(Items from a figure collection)
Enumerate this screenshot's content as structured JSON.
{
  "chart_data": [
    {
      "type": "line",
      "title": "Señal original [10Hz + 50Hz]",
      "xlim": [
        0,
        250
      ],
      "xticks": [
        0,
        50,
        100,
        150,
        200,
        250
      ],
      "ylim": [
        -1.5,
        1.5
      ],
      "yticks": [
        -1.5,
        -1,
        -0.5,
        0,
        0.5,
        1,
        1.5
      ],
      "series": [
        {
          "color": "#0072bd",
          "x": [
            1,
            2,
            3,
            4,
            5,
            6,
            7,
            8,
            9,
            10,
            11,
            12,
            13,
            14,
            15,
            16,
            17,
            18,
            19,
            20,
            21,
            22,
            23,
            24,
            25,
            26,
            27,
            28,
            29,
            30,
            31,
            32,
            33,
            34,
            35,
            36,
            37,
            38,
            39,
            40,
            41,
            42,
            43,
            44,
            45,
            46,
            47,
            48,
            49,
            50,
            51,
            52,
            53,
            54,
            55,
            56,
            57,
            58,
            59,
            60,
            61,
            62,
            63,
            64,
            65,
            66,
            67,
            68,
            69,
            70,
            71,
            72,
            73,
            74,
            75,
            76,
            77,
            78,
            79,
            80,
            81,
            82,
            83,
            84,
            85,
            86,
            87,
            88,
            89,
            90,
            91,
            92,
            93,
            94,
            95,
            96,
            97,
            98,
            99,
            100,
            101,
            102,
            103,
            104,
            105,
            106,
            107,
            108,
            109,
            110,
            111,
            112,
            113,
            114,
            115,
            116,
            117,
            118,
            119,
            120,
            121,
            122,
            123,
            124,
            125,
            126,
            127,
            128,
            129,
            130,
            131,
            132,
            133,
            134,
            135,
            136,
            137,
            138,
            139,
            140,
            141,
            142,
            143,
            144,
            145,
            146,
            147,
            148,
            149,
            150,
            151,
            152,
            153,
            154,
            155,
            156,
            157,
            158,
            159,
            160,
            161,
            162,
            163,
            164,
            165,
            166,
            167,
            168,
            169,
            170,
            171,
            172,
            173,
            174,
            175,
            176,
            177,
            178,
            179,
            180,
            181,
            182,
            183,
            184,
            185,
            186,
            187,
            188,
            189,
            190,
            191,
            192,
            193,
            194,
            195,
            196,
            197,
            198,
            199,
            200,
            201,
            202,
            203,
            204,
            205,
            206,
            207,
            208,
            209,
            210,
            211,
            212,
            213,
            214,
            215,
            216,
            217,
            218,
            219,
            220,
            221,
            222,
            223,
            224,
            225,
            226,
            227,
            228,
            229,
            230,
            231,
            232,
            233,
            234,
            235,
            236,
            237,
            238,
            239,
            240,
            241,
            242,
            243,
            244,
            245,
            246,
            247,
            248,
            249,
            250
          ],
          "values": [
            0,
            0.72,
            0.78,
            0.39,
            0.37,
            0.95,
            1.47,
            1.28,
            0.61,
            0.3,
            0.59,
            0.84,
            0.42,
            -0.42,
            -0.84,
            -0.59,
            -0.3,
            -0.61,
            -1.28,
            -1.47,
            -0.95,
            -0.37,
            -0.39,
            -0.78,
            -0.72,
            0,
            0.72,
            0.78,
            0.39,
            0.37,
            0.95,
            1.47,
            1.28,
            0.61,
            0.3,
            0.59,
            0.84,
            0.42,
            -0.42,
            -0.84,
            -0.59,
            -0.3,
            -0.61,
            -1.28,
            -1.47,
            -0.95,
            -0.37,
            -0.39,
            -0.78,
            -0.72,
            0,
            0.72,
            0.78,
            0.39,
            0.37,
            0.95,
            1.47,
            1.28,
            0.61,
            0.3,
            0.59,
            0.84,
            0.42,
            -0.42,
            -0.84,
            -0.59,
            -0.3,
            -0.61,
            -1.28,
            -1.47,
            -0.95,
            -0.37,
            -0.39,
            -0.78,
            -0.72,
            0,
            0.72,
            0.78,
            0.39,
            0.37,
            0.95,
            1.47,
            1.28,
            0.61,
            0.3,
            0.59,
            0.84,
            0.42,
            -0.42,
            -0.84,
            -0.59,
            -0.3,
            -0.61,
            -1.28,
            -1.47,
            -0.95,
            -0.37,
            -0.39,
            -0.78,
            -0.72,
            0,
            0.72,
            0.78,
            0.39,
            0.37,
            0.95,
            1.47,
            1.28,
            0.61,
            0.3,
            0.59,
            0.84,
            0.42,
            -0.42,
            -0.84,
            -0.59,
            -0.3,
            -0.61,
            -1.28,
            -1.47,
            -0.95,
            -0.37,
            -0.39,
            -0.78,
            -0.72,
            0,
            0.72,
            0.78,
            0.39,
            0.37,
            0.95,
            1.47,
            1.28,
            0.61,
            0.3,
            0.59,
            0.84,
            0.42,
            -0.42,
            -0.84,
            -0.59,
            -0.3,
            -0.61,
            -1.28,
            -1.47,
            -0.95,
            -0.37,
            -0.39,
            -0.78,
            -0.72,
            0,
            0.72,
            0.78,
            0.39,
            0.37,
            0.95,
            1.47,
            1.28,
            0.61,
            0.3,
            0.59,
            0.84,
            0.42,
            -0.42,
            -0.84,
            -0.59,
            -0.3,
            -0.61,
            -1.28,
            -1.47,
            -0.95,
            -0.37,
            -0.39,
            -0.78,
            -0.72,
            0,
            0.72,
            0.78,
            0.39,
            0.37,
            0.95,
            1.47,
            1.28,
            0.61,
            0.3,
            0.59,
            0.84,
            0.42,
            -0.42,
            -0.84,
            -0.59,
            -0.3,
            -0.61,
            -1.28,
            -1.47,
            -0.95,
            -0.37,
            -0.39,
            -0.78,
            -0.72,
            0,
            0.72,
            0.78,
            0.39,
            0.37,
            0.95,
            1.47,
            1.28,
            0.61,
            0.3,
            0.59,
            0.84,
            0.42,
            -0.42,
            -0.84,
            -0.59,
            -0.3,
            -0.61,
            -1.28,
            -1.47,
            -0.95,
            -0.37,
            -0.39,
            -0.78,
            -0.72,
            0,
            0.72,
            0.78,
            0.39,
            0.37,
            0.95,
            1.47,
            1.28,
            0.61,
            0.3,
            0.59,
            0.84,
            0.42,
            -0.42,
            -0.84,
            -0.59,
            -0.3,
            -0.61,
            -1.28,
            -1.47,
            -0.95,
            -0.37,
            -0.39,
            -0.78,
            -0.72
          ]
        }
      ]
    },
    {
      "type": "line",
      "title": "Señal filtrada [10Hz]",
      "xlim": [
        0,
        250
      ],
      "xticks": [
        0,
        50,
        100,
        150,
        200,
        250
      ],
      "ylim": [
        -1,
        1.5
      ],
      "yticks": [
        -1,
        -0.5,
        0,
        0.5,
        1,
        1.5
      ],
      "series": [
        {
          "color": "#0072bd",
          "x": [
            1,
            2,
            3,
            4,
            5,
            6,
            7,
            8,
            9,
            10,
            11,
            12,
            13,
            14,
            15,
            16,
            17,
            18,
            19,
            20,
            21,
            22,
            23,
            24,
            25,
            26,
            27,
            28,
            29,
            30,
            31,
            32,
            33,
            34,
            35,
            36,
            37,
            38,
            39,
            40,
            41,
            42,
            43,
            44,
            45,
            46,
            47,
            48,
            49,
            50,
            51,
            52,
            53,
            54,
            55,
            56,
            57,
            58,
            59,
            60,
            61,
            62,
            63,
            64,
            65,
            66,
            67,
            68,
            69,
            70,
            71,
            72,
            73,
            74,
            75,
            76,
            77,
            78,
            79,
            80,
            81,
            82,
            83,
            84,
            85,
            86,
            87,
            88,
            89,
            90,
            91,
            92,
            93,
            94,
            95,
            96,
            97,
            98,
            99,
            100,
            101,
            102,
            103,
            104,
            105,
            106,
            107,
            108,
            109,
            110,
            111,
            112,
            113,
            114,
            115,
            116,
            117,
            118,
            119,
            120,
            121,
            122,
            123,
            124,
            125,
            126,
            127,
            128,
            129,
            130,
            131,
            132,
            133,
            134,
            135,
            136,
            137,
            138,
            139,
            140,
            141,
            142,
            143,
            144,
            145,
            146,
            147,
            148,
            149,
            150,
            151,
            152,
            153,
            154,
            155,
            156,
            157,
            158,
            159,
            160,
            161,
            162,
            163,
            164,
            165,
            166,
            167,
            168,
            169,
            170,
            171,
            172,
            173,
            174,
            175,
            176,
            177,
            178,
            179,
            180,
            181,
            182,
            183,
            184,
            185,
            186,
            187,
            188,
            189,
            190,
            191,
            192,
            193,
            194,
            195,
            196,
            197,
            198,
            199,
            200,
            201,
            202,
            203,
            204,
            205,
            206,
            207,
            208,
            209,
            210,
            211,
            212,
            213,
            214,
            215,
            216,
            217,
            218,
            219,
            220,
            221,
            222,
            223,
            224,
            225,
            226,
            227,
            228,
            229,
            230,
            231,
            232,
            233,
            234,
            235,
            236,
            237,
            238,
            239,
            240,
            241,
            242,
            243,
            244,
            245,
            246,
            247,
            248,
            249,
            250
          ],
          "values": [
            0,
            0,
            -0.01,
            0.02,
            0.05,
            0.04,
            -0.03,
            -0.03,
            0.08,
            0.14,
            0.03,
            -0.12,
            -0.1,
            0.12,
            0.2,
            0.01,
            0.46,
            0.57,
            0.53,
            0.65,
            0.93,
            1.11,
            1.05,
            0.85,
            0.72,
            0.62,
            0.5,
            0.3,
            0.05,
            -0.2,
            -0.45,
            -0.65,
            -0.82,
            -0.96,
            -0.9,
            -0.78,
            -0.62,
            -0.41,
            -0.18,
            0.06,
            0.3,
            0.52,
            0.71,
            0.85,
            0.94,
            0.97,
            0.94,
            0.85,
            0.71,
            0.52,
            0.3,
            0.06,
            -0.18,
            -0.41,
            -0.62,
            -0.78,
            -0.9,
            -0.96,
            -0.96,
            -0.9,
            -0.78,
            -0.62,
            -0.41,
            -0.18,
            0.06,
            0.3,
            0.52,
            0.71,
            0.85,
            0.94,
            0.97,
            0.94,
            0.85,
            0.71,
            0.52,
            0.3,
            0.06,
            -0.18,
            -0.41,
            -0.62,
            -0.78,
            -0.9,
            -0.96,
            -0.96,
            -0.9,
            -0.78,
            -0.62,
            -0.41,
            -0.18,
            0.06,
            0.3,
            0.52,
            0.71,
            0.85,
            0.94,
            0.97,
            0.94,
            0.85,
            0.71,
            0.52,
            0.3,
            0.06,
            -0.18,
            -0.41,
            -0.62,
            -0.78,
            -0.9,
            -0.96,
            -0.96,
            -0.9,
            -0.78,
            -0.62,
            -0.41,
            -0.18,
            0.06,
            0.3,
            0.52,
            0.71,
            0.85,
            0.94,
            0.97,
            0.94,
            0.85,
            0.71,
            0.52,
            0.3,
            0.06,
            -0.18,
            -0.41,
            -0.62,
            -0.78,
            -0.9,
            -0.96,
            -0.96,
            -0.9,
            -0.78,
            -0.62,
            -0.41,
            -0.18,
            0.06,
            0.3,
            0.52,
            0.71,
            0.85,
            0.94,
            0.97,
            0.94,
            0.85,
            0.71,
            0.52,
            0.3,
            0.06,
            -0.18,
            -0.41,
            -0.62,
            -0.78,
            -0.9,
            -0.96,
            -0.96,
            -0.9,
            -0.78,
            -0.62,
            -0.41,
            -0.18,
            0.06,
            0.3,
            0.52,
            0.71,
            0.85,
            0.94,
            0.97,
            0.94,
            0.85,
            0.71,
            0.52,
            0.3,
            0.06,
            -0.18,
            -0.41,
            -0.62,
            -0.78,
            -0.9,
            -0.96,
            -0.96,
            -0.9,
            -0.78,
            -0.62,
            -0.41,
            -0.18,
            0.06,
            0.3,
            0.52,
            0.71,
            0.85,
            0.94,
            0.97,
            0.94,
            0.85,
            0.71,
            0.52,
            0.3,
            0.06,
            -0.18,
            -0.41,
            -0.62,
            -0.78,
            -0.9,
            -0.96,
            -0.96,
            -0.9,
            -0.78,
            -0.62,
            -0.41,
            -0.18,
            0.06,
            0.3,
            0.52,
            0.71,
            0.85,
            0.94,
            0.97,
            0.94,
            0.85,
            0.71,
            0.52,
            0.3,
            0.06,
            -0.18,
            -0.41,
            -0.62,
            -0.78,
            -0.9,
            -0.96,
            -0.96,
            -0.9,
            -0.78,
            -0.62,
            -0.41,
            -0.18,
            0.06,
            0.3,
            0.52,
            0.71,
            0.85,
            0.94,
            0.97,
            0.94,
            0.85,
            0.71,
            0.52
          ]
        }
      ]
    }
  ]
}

### DIRECTIONS FOR THIS TASK
Where a line in the entries holds "title", copy that line.

### FULL RESPONSE
      "title": "Señal original [10Hz + 50Hz]",
      "title": "Señal filtrada [10Hz]",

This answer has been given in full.